## Records supplied

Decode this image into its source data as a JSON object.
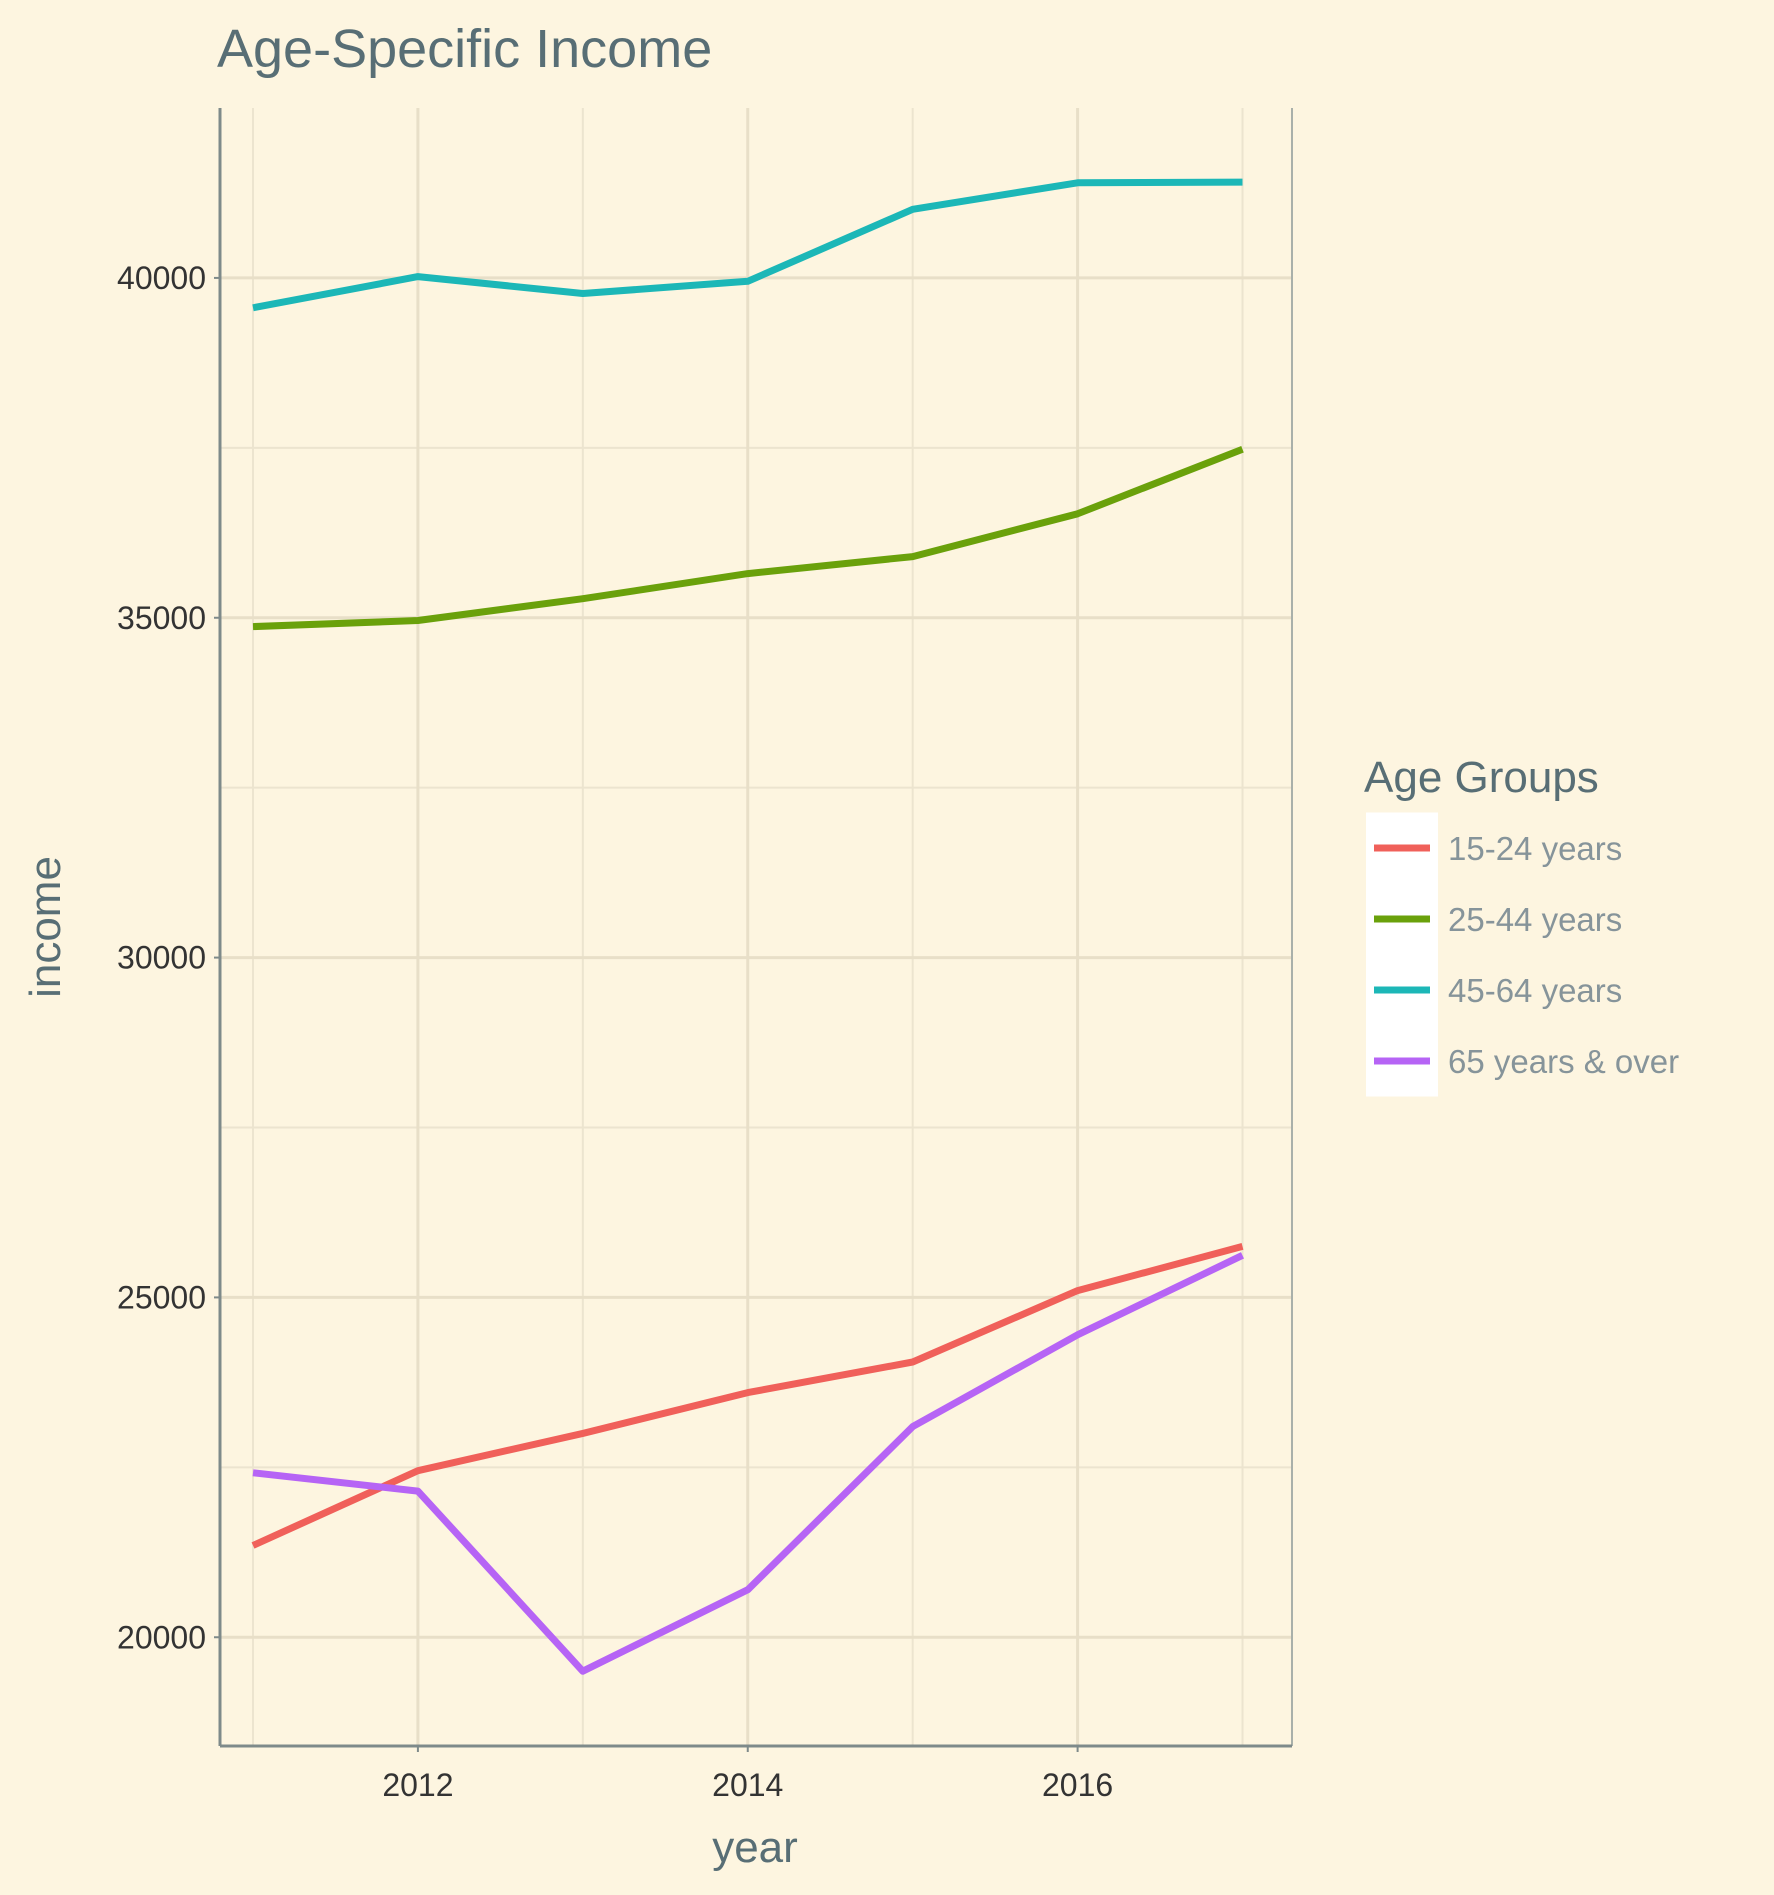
{
  "chart_data": {
    "type": "line",
    "title": "Age-Specific Income",
    "xlabel": "year",
    "ylabel": "income",
    "x": [
      2011,
      2012,
      2013,
      2014,
      2015,
      2016,
      2017
    ],
    "xlim": [
      2010.8,
      2017.3
    ],
    "ylim": [
      18400,
      42500
    ],
    "x_ticks": [
      "2012",
      "2014",
      "2016"
    ],
    "y_ticks": [
      "20000",
      "25000",
      "30000",
      "35000",
      "40000"
    ],
    "grid": true,
    "legend": {
      "title": "Age Groups",
      "placement": "right"
    },
    "series": [
      {
        "name": "15-24 years",
        "color": "#f0605a",
        "values": [
          21350,
          22450,
          23000,
          23600,
          24050,
          25100,
          25750
        ]
      },
      {
        "name": "25-44 years",
        "color": "#6aa10b",
        "values": [
          34870,
          34960,
          35280,
          35650,
          35900,
          36530,
          37480
        ]
      },
      {
        "name": "45-64 years",
        "color": "#1cb7b7",
        "values": [
          39560,
          40020,
          39770,
          39950,
          41010,
          41400,
          41410
        ]
      },
      {
        "name": "65 years & over",
        "color": "#b664f5",
        "values": [
          22420,
          22150,
          19500,
          20700,
          23100,
          24450,
          25620
        ]
      }
    ]
  }
}
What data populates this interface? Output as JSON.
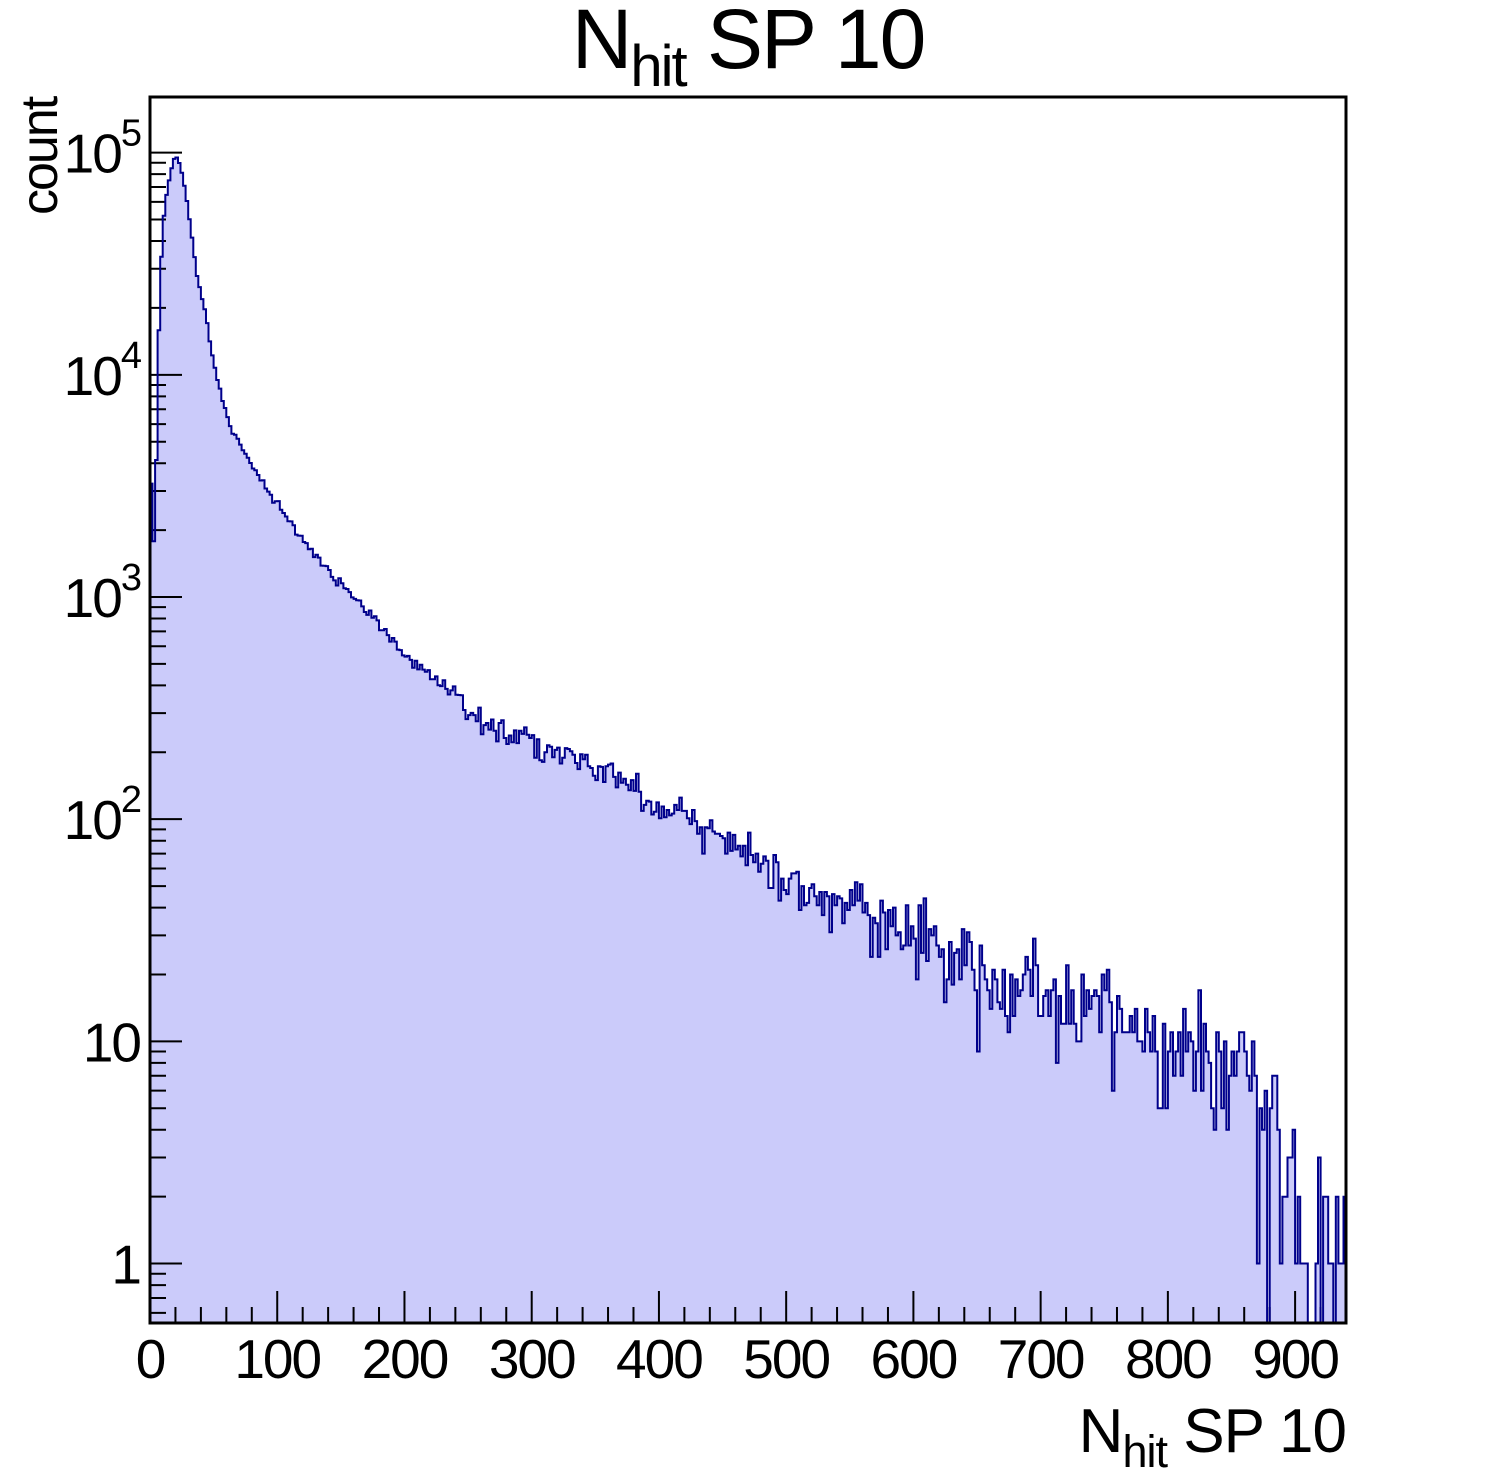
{
  "page": {
    "background": "#ffffff"
  },
  "chart_data": {
    "type": "bar",
    "subtype": "histogram-log-y",
    "title": "N_hit SP 10",
    "title_parts": {
      "prefix": "N",
      "sub": "hit",
      "suffix": " SP 10"
    },
    "xlabel": "N_hit SP 10",
    "xlabel_parts": {
      "prefix": "N",
      "sub": "hit",
      "suffix": " SP 10"
    },
    "ylabel": "count",
    "x_range": [
      0,
      940
    ],
    "bin_width": 2,
    "y_scale": "log",
    "ylim": [
      0.54,
      178000
    ],
    "x_major_ticks": [
      0,
      100,
      200,
      300,
      400,
      500,
      600,
      700,
      800,
      900
    ],
    "x_minor_tick_step": 20,
    "y_major_tick_exponents": [
      0,
      1,
      2,
      3,
      4,
      5
    ],
    "grid": false,
    "legend": false,
    "peak": {
      "x": 20,
      "count": 97000
    },
    "anchors_note": "Envelope of the distribution as (bin-center N, count) pairs read from the plot; bins are generated by log-linear interpolation between anchors with seeded Poisson fluctuations.",
    "anchors": [
      [
        0,
        3200
      ],
      [
        1,
        3200
      ],
      [
        2,
        1800
      ],
      [
        3,
        1800
      ],
      [
        4,
        2600
      ],
      [
        5,
        4200
      ],
      [
        6,
        7000
      ],
      [
        7,
        16000
      ],
      [
        8,
        26000
      ],
      [
        10,
        45000
      ],
      [
        12,
        60000
      ],
      [
        14,
        70000
      ],
      [
        16,
        80000
      ],
      [
        18,
        90000
      ],
      [
        20,
        97000
      ],
      [
        22,
        93000
      ],
      [
        24,
        87000
      ],
      [
        26,
        76000
      ],
      [
        28,
        66000
      ],
      [
        30,
        56000
      ],
      [
        32,
        45000
      ],
      [
        34,
        38000
      ],
      [
        37,
        28000
      ],
      [
        40,
        23000
      ],
      [
        44,
        19000
      ],
      [
        48,
        13000
      ],
      [
        52,
        10000
      ],
      [
        58,
        7300
      ],
      [
        65,
        5500
      ],
      [
        70,
        5000
      ],
      [
        76,
        4300
      ],
      [
        83,
        3700
      ],
      [
        90,
        3200
      ],
      [
        96,
        2800
      ],
      [
        103,
        2500
      ],
      [
        110,
        2200
      ],
      [
        116,
        1950
      ],
      [
        123,
        1750
      ],
      [
        130,
        1550
      ],
      [
        136,
        1400
      ],
      [
        143,
        1250
      ],
      [
        150,
        1150
      ],
      [
        160,
        1000
      ],
      [
        175,
        800
      ],
      [
        188,
        660
      ],
      [
        200,
        560
      ],
      [
        215,
        470
      ],
      [
        230,
        400
      ],
      [
        242,
        350
      ],
      [
        254,
        300
      ],
      [
        268,
        270
      ],
      [
        280,
        250
      ],
      [
        294,
        235
      ],
      [
        306,
        220
      ],
      [
        318,
        200
      ],
      [
        330,
        185
      ],
      [
        345,
        170
      ],
      [
        360,
        160
      ],
      [
        375,
        150
      ],
      [
        385,
        135
      ],
      [
        395,
        120
      ],
      [
        410,
        105
      ],
      [
        425,
        95
      ],
      [
        440,
        85
      ],
      [
        455,
        75
      ],
      [
        464,
        70
      ],
      [
        480,
        63
      ],
      [
        500,
        56
      ],
      [
        515,
        50
      ],
      [
        530,
        45
      ],
      [
        545,
        41
      ],
      [
        560,
        37
      ],
      [
        580,
        33
      ],
      [
        600,
        30
      ],
      [
        620,
        27
      ],
      [
        640,
        24
      ],
      [
        660,
        22
      ],
      [
        680,
        20
      ],
      [
        700,
        18
      ],
      [
        720,
        16
      ],
      [
        740,
        15
      ],
      [
        760,
        13
      ],
      [
        780,
        12
      ],
      [
        800,
        11
      ],
      [
        820,
        10
      ],
      [
        840,
        9
      ],
      [
        855,
        8
      ],
      [
        870,
        6
      ],
      [
        885,
        4
      ],
      [
        895,
        3
      ],
      [
        905,
        2
      ],
      [
        912,
        1.4
      ],
      [
        920,
        1.0
      ],
      [
        930,
        1.1
      ],
      [
        940,
        1.3
      ]
    ],
    "noise_seed": 1337,
    "colors": {
      "fill": "#cbcbfa",
      "line": "#00008b",
      "frame": "#000000",
      "text": "#000000"
    }
  }
}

## Problem details
Return each line from the material above exactly, but not the pictures.

## Finished task
Decode this image into its source data as a JSON object.
{
  "chart_data": {
    "type": "line",
    "title": "Age-Specific Income",
    "xlabel": "year",
    "ylabel": "income",
    "x": [
      2011,
      2012,
      2013,
      2014,
      2015,
      2016,
      2017
    ],
    "xlim": [
      2010.8,
      2017.3
    ],
    "ylim": [
      18400,
      42500
    ],
    "x_ticks": [
      "2012",
      "2014",
      "2016"
    ],
    "y_ticks": [
      "20000",
      "25000",
      "30000",
      "35000",
      "40000"
    ],
    "grid": true,
    "legend": {
      "title": "Age Groups",
      "placement": "right"
    },
    "series": [
      {
        "name": "15-24 years",
        "color": "#f0605a",
        "values": [
          21350,
          22450,
          23000,
          23600,
          24050,
          25100,
          25750
        ]
      },
      {
        "name": "25-44 years",
        "color": "#6aa10b",
        "values": [
          34870,
          34960,
          35280,
          35650,
          35900,
          36530,
          37480
        ]
      },
      {
        "name": "45-64 years",
        "color": "#1cb7b7",
        "values": [
          39560,
          40020,
          39770,
          39950,
          41010,
          41400,
          41410
        ]
      },
      {
        "name": "65 years & over",
        "color": "#b664f5",
        "values": [
          22420,
          22150,
          19500,
          20700,
          23100,
          24450,
          25620
        ]
      }
    ]
  }
}
What data populates this interface? Output as JSON.
{
  "page": {
    "background": "#ffffff"
  },
  "chart_data": {
    "type": "bar",
    "subtype": "histogram-log-y",
    "title": "N_hit SP 10",
    "title_parts": {
      "prefix": "N",
      "sub": "hit",
      "suffix": " SP 10"
    },
    "xlabel": "N_hit SP 10",
    "xlabel_parts": {
      "prefix": "N",
      "sub": "hit",
      "suffix": " SP 10"
    },
    "ylabel": "count",
    "x_range": [
      0,
      940
    ],
    "bin_width": 2,
    "y_scale": "log",
    "ylim": [
      0.54,
      178000
    ],
    "x_major_ticks": [
      0,
      100,
      200,
      300,
      400,
      500,
      600,
      700,
      800,
      900
    ],
    "x_minor_tick_step": 20,
    "y_major_tick_exponents": [
      0,
      1,
      2,
      3,
      4,
      5
    ],
    "grid": false,
    "legend": false,
    "peak": {
      "x": 20,
      "count": 97000
    },
    "anchors_note": "Envelope of the distribution as (bin-center N, count) pairs read from the plot; bins are generated by log-linear interpolation between anchors with seeded Poisson fluctuations.",
    "anchors": [
      [
        0,
        3200
      ],
      [
        1,
        3200
      ],
      [
        2,
        1800
      ],
      [
        3,
        1800
      ],
      [
        4,
        2600
      ],
      [
        5,
        4200
      ],
      [
        6,
        7000
      ],
      [
        7,
        16000
      ],
      [
        8,
        26000
      ],
      [
        10,
        45000
      ],
      [
        12,
        60000
      ],
      [
        14,
        70000
      ],
      [
        16,
        80000
      ],
      [
        18,
        90000
      ],
      [
        20,
        97000
      ],
      [
        22,
        93000
      ],
      [
        24,
        87000
      ],
      [
        26,
        76000
      ],
      [
        28,
        66000
      ],
      [
        30,
        56000
      ],
      [
        32,
        45000
      ],
      [
        34,
        38000
      ],
      [
        37,
        28000
      ],
      [
        40,
        23000
      ],
      [
        44,
        19000
      ],
      [
        48,
        13000
      ],
      [
        52,
        10000
      ],
      [
        58,
        7300
      ],
      [
        65,
        5500
      ],
      [
        70,
        5000
      ],
      [
        76,
        4300
      ],
      [
        83,
        3700
      ],
      [
        90,
        3200
      ],
      [
        96,
        2800
      ],
      [
        103,
        2500
      ],
      [
        110,
        2200
      ],
      [
        116,
        1950
      ],
      [
        123,
        1750
      ],
      [
        130,
        1550
      ],
      [
        136,
        1400
      ],
      [
        143,
        1250
      ],
      [
        150,
        1150
      ],
      [
        160,
        1000
      ],
      [
        175,
        800
      ],
      [
        188,
        660
      ],
      [
        200,
        560
      ],
      [
        215,
        470
      ],
      [
        230,
        400
      ],
      [
        242,
        350
      ],
      [
        254,
        300
      ],
      [
        268,
        270
      ],
      [
        280,
        250
      ],
      [
        294,
        235
      ],
      [
        306,
        220
      ],
      [
        318,
        200
      ],
      [
        330,
        185
      ],
      [
        345,
        170
      ],
      [
        360,
        160
      ],
      [
        375,
        150
      ],
      [
        385,
        135
      ],
      [
        395,
        120
      ],
      [
        410,
        105
      ],
      [
        425,
        95
      ],
      [
        440,
        85
      ],
      [
        455,
        75
      ],
      [
        464,
        70
      ],
      [
        480,
        63
      ],
      [
        500,
        56
      ],
      [
        515,
        50
      ],
      [
        530,
        45
      ],
      [
        545,
        41
      ],
      [
        560,
        37
      ],
      [
        580,
        33
      ],
      [
        600,
        30
      ],
      [
        620,
        27
      ],
      [
        640,
        24
      ],
      [
        660,
        22
      ],
      [
        680,
        20
      ],
      [
        700,
        18
      ],
      [
        720,
        16
      ],
      [
        740,
        15
      ],
      [
        760,
        13
      ],
      [
        780,
        12
      ],
      [
        800,
        11
      ],
      [
        820,
        10
      ],
      [
        840,
        9
      ],
      [
        855,
        8
      ],
      [
        870,
        6
      ],
      [
        885,
        4
      ],
      [
        895,
        3
      ],
      [
        905,
        2
      ],
      [
        912,
        1.4
      ],
      [
        920,
        1.0
      ],
      [
        930,
        1.1
      ],
      [
        940,
        1.3
      ]
    ],
    "noise_seed": 1337,
    "colors": {
      "fill": "#cbcbfa",
      "line": "#00008b",
      "frame": "#000000",
      "text": "#000000"
    }
  }
}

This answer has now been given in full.